- _Given records_:
□ □ □ □

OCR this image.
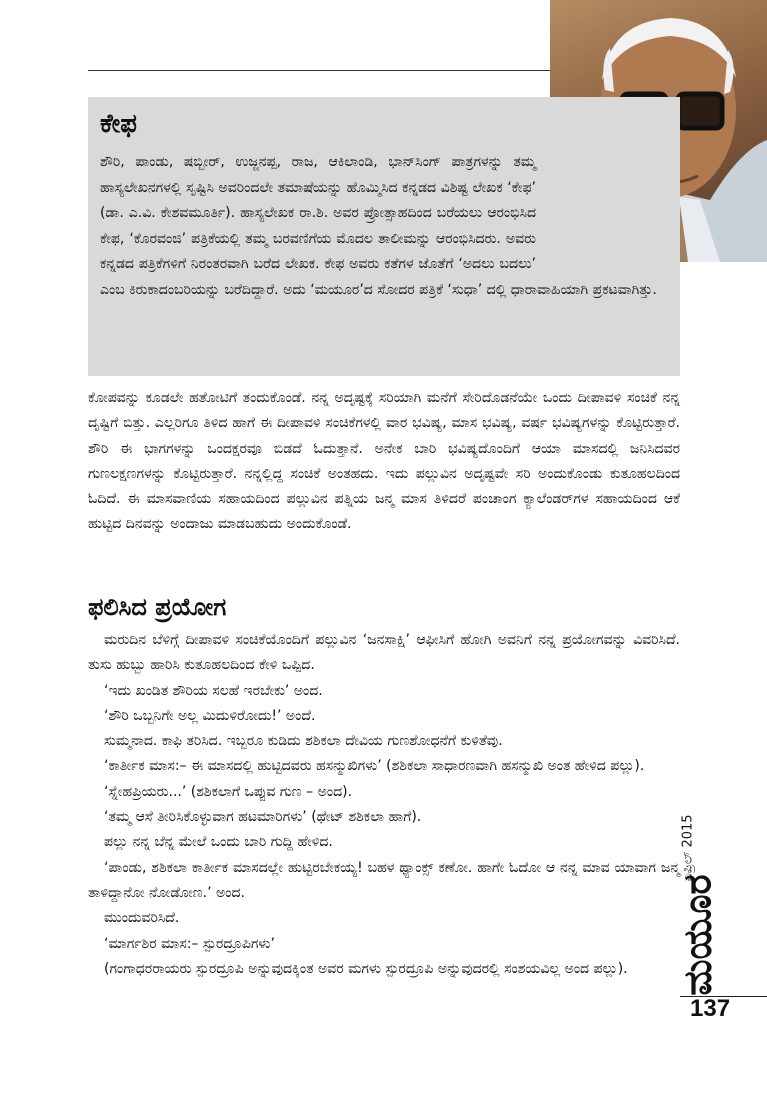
ಕೇಫ
ಶೌರಿ, ಪಾಂಡು, ಷಬ್ಬೀರ್, ಉಜ್ಜನಪ್ಪ, ರಾಜ, ಆಕಿಲಾಂಡಿ, ಭಾನ್‌ಸಿಂಗ್ ಪಾತ್ರಗಳನ್ನು ತಮ್ಮ ಹಾಸ್ಯಲೇಖನಗಳಲ್ಲಿ ಸೃಷ್ಟಿಸಿ ಅವರಿಂದಲೇ ತಮಾಷೆಯನ್ನು ಹೊಮ್ಮಿಸಿದ ಕನ್ನಡದ ವಿಶಿಷ್ಟ ಲೇಖಕ ‘ಕೇಫ’ (ಡಾ. ಎ.ವಿ. ಕೇಶವಮೂರ್ತಿ). ಹಾಸ್ಯಲೇಖಕ ರಾ.ಶಿ. ಅವರ ಪ್ರೋತ್ಸಾಹದಿಂದ ಬರೆಯಲು ಆರಂಭಿಸಿದ ಕೇಫ, ‘ಕೊರವಂಜಿ’ ಪತ್ರಿಕೆಯಲ್ಲಿ ತಮ್ಮ ಬರವಣಿಗೆಯ ಮೊದಲ ತಾಲೀಮನ್ನು ಆರಂಭಿಸಿದರು. ಅವರು ಕನ್ನಡದ ಪತ್ರಿಕೆಗಳಿಗೆ ನಿರಂತರವಾಗಿ ಬರೆದ ಲೇಖಕ. ಕೇಫ ಅವರು ಕತೆಗಳ ಜೊತೆಗೆ ‘ಅದಲು ಬದಲು’ ಎಂಬ ಕಿರುಕಾದಂಬರಿಯನ್ನು ಬರೆದಿದ್ದಾರೆ. ಅದು ‘ಮಯೂರ’ದ ಸೋದರ ಪತ್ರಿಕೆ ‘ಸುಧಾ’ ದಲ್ಲಿ ಧಾರಾವಾಹಿಯಾಗಿ ಪ್ರಕಟವಾಗಿತ್ತು.

ಕೋಪವನ್ನು ಕೂಡಲೇ ಹತೋಟಿಗೆ ತಂದುಕೊಂಡೆ. ನನ್ನ ಅದೃಷ್ಟಕ್ಕೆ ಸರಿಯಾಗಿ ಮನೆಗೆ ಸೇರಿದೊಡನೆಯೇ ಒಂದು ದೀಪಾವಳಿ ಸಂಚಿಕೆ ನನ್ನ ದೃಷ್ಟಿಗೆ ಬಿತ್ತು. ಎಲ್ಲರಿಗೂ ತಿಳಿದ ಹಾಗೆ ಈ ದೀಪಾವಳಿ ಸಂಚಿಕೆಗಳಲ್ಲಿ ವಾರ ಭವಿಷ್ಯ, ಮಾಸ ಭವಿಷ್ಯ, ವರ್ಷ ಭವಿಷ್ಯಗಳನ್ನು ಕೊಟ್ಟಿರುತ್ತಾರೆ. ಶೌರಿ ಈ ಭಾಗಗಳನ್ನು ಒಂದಕ್ಷರವೂ ಬಿಡದೆ ಓದುತ್ತಾನೆ. ಅನೇಕ ಬಾರಿ ಭವಿಷ್ಯದೊಂದಿಗೆ ಆಯಾ ಮಾಸದಲ್ಲಿ ಜನಿಸಿದವರ ಗುಣಲಕ್ಷಣಗಳನ್ನು ಕೊಟ್ಟಿರುತ್ತಾರೆ. ನನ್ನಲ್ಲಿದ್ದ ಸಂಚಿಕೆ ಅಂತಹದು. ಇದು ಪಲ್ಲುವಿನ ಅದೃಷ್ಟವೇ ಸರಿ ಅಂದುಕೊಂಡು ಕುತೂಹಲದಿಂದ ಓದಿದೆ. ಈ ಮಾಸವಾಣಿಯ ಸಹಾಯದಿಂದ ಪಲ್ಲುವಿನ ಪತ್ನಿಯ ಜನ್ಮ ಮಾಸ ತಿಳಿದರೆ ಪಂಚಾಂಗ ಕ್ಯಾಲೆಂಡರ್‌ಗಳ ಸಹಾಯದಿಂದ ಆಕೆ ಹುಟ್ಟಿದ ದಿನವನ್ನು ಅಂದಾಜು ಮಾಡಬಹುದು ಅಂದುಕೊಂಡೆ.

ಫಲಿಸಿದ ಪ್ರಯೋಗ

ಮರುದಿನ ಬೆಳಿಗ್ಗೆ ದೀಪಾವಳಿ ಸಂಚಿಕೆಯೊಂದಿಗೆ ಪಲ್ಲುವಿನ ‘ಜನಸಾಕ್ಷಿ’ ಆಫೀಸಿಗೆ ಹೋಗಿ ಅವನಿಗೆ ನನ್ನ ಪ್ರಯೋಗವನ್ನು ವಿವರಿಸಿದೆ. ತುಸು ಹುಬ್ಬು ಹಾರಿಸಿ ಕುತೂಹಲದಿಂದ ಕೇಳಿ ಒಪ್ಪಿದ.

‘ಇದು ಖಂಡಿತ ಶೌರಿಯ ಸಲಹೆ ಇರಬೇಕು’ ಅಂದ.

‘ಶೌರಿ ಒಬ್ಬನಿಗೇ ಅಲ್ಲ ಮಿದುಳಿರೋದು!’ ಅಂದೆ.

ಸುಮ್ಮನಾದ. ಕಾಫಿ ತರಿಸಿದ. ಇಬ್ಬರೂ ಕುಡಿದು ಶಶಿಕಲಾ ದೇವಿಯ ಗುಣಶೋಧನೆಗೆ ಕುಳಿತೆವು.

‘ಕಾರ್ತೀಕ ಮಾಸ:– ಈ ಮಾಸದಲ್ಲಿ ಹುಟ್ಟಿದವರು ಹಸನ್ಮುಖಿಗಳು’ (ಶಶಿಕಲಾ ಸಾಧಾರಣವಾಗಿ ಹಸನ್ಮುಖಿ ಅಂತ ಹೇಳಿದ ಪಲ್ಲು).

‘ಸ್ನೇಹಪ್ರಿಯರು...’ (ಶಶಿಕಲಾಗೆ ಒಪ್ಪುವ ಗುಣ – ಅಂದ).

‘ತಮ್ಮ ಆಸೆ ತೀರಿಸಿಕೊಳ್ಳುವಾಗ ಹಟಮಾರಿಗಳು’ (ಥೇಟ್ ಶಶಿಕಲಾ ಹಾಗೆ).

ಪಲ್ಲು ನನ್ನ ಬೆನ್ನ ಮೇಲೆ ಒಂದು ಬಾರಿ ಗುದ್ದಿ ಹೇಳಿದ.

‘ಪಾಂಡು, ಶಶಿಕಲಾ ಕಾರ್ತೀಕ ಮಾಸದಲ್ಲೇ ಹುಟ್ಟಿರಬೇಕಯ್ಯ! ಬಹಳ ಥ್ಯಾಂಕ್ಸ್ ಕಣೋ. ಹಾಗೇ ಓದೋ ಆ ನನ್ನ ಮಾವ ಯಾವಾಗ ಜನ್ಮ ತಾಳಿದ್ದಾನೋ ನೋಡೋಣ.’ ಅಂದ.

ಮುಂದುವರಿಸಿದೆ.

‘ಮಾರ್ಗಶಿರ ಮಾಸ:– ಸ್ಪುರದ್ರೂಪಿಗಳು’

(ಗಂಗಾಧರರಾಯರು ಸ್ಪುರದ್ರೂಪಿ ಅನ್ನುವುದಕ್ಕಿಂತ ಅವರ ಮಗಳು ಸ್ಪುರದ್ರೂಪಿ ಅನ್ನುವುದರಲ್ಲಿ ಸಂಶಯವಿಲ್ಲ ಅಂದ ಪಲ್ಲು).

ಏಪ್ರಿಲ್ 2015
ಮಯೂರ

137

□ □ □ □

Repeat each entry exactly as it appears; skip any picture.

- _Exercise response_:
OCR this image.
ಕೇಫ
ಶೌರಿ, ಪಾಂಡು, ಷಬ್ಬೀರ್, ಉಜ್ಜನಪ್ಪ, ರಾಜ, ಆಕಿಲಾಂಡಿ, ಭಾನ್‌ಸಿಂಗ್ ಪಾತ್ರಗಳನ್ನು ತಮ್ಮ ಹಾಸ್ಯಲೇಖನಗಳಲ್ಲಿ ಸೃಷ್ಟಿಸಿ ಅವರಿಂದಲೇ ತಮಾಷೆಯನ್ನು ಹೊಮ್ಮಿಸಿದ ಕನ್ನಡದ ವಿಶಿಷ್ಟ ಲೇಖಕ ‘ಕೇಫ’ (ಡಾ. ಎ.ವಿ. ಕೇಶವಮೂರ್ತಿ). ಹಾಸ್ಯಲೇಖಕ ರಾ.ಶಿ. ಅವರ ಪ್ರೋತ್ಸಾಹದಿಂದ ಬರೆಯಲು ಆರಂಭಿಸಿದ ಕೇಫ, ‘ಕೊರವಂಜಿ’ ಪತ್ರಿಕೆಯಲ್ಲಿ ತಮ್ಮ ಬರವಣಿಗೆಯ ಮೊದಲ ತಾಲೀಮನ್ನು ಆರಂಭಿಸಿದರು. ಅವರು ಕನ್ನಡದ ಪತ್ರಿಕೆಗಳಿಗೆ ನಿರಂತರವಾಗಿ ಬರೆದ ಲೇಖಕ. ಕೇಫ ಅವರು ಕತೆಗಳ ಜೊತೆಗೆ ‘ಅದಲು ಬದಲು’ ಎಂಬ ಕಿರುಕಾದಂಬರಿಯನ್ನು ಬರೆದಿದ್ದಾರೆ. ಅದು ‘ಮಯೂರ’ದ ಸೋದರ ಪತ್ರಿಕೆ ‘ಸುಧಾ’ ದಲ್ಲಿ ಧಾರಾವಾಹಿಯಾಗಿ ಪ್ರಕಟವಾಗಿತ್ತು.

ಕೋಪವನ್ನು ಕೂಡಲೇ ಹತೋಟಿಗೆ ತಂದುಕೊಂಡೆ. ನನ್ನ ಅದೃಷ್ಟಕ್ಕೆ ಸರಿಯಾಗಿ ಮನೆಗೆ ಸೇರಿದೊಡನೆಯೇ ಒಂದು ದೀಪಾವಳಿ ಸಂಚಿಕೆ ನನ್ನ ದೃಷ್ಟಿಗೆ ಬಿತ್ತು. ಎಲ್ಲರಿಗೂ ತಿಳಿದ ಹಾಗೆ ಈ ದೀಪಾವಳಿ ಸಂಚಿಕೆಗಳಲ್ಲಿ ವಾರ ಭವಿಷ್ಯ, ಮಾಸ ಭವಿಷ್ಯ, ವರ್ಷ ಭವಿಷ್ಯಗಳನ್ನು ಕೊಟ್ಟಿರುತ್ತಾರೆ. ಶೌರಿ ಈ ಭಾಗಗಳನ್ನು ಒಂದಕ್ಷರವೂ ಬಿಡದೆ ಓದುತ್ತಾನೆ. ಅನೇಕ ಬಾರಿ ಭವಿಷ್ಯದೊಂದಿಗೆ ಆಯಾ ಮಾಸದಲ್ಲಿ ಜನಿಸಿದವರ ಗುಣಲಕ್ಷಣಗಳನ್ನು ಕೊಟ್ಟಿರುತ್ತಾರೆ. ನನ್ನಲ್ಲಿದ್ದ ಸಂಚಿಕೆ ಅಂತಹದು. ಇದು ಪಲ್ಲುವಿನ ಅದೃಷ್ಟವೇ ಸರಿ ಅಂದುಕೊಂಡು ಕುತೂಹಲದಿಂದ ಓದಿದೆ. ಈ ಮಾಸವಾಣಿಯ ಸಹಾಯದಿಂದ ಪಲ್ಲುವಿನ ಪತ್ನಿಯ ಜನ್ಮ ಮಾಸ ತಿಳಿದರೆ ಪಂಚಾಂಗ ಕ್ಯಾಲೆಂಡರ್‌ಗಳ ಸಹಾಯದಿಂದ ಆಕೆ ಹುಟ್ಟಿದ ದಿನವನ್ನು ಅಂದಾಜು ಮಾಡಬಹುದು ಅಂದುಕೊಂಡೆ.

ಫಲಿಸಿದ ಪ್ರಯೋಗ

ಮರುದಿನ ಬೆಳಿಗ್ಗೆ ದೀಪಾವಳಿ ಸಂಚಿಕೆಯೊಂದಿಗೆ ಪಲ್ಲುವಿನ ‘ಜನಸಾಕ್ಷಿ’ ಆಫೀಸಿಗೆ ಹೋಗಿ ಅವನಿಗೆ ನನ್ನ ಪ್ರಯೋಗವನ್ನು ವಿವರಿಸಿದೆ. ತುಸು ಹುಬ್ಬು ಹಾರಿಸಿ ಕುತೂಹಲದಿಂದ ಕೇಳಿ ಒಪ್ಪಿದ.

‘ಇದು ಖಂಡಿತ ಶೌರಿಯ ಸಲಹೆ ಇರಬೇಕು’ ಅಂದ.

‘ಶೌರಿ ಒಬ್ಬನಿಗೇ ಅಲ್ಲ ಮಿದುಳಿರೋದು!’ ಅಂದೆ.

ಸುಮ್ಮನಾದ. ಕಾಫಿ ತರಿಸಿದ. ಇಬ್ಬರೂ ಕುಡಿದು ಶಶಿಕಲಾ ದೇವಿಯ ಗುಣಶೋಧನೆಗೆ ಕುಳಿತೆವು.

‘ಕಾರ್ತೀಕ ಮಾಸ:– ಈ ಮಾಸದಲ್ಲಿ ಹುಟ್ಟಿದವರು ಹಸನ್ಮುಖಿಗಳು’ (ಶಶಿಕಲಾ ಸಾಧಾರಣವಾಗಿ ಹಸನ್ಮುಖಿ ಅಂತ ಹೇಳಿದ ಪಲ್ಲು).

‘ಸ್ನೇಹಪ್ರಿಯರು...’ (ಶಶಿಕಲಾಗೆ ಒಪ್ಪುವ ಗುಣ – ಅಂದ).

‘ತಮ್ಮ ಆಸೆ ತೀರಿಸಿಕೊಳ್ಳುವಾಗ ಹಟಮಾರಿಗಳು’ (ಥೇಟ್ ಶಶಿಕಲಾ ಹಾಗೆ).

ಪಲ್ಲು ನನ್ನ ಬೆನ್ನ ಮೇಲೆ ಒಂದು ಬಾರಿ ಗುದ್ದಿ ಹೇಳಿದ.

‘ಪಾಂಡು, ಶಶಿಕಲಾ ಕಾರ್ತೀಕ ಮಾಸದಲ್ಲೇ ಹುಟ್ಟಿರಬೇಕಯ್ಯ! ಬಹಳ ಥ್ಯಾಂಕ್ಸ್ ಕಣೋ. ಹಾಗೇ ಓದೋ ಆ ನನ್ನ ಮಾವ ಯಾವಾಗ ಜನ್ಮ ತಾಳಿದ್ದಾನೋ ನೋಡೋಣ.’ ಅಂದ.

ಮುಂದುವರಿಸಿದೆ.

‘ಮಾರ್ಗಶಿರ ಮಾಸ:– ಸ್ಪುರದ್ರೂಪಿಗಳು’

(ಗಂಗಾಧರರಾಯರು ಸ್ಪುರದ್ರೂಪಿ ಅನ್ನುವುದಕ್ಕಿಂತ ಅವರ ಮಗಳು ಸ್ಪುರದ್ರೂಪಿ ಅನ್ನುವುದರಲ್ಲಿ ಸಂಶಯವಿಲ್ಲ ಅಂದ ಪಲ್ಲು).

ಏಪ್ರಿಲ್ 2015
ಮಯೂರ

137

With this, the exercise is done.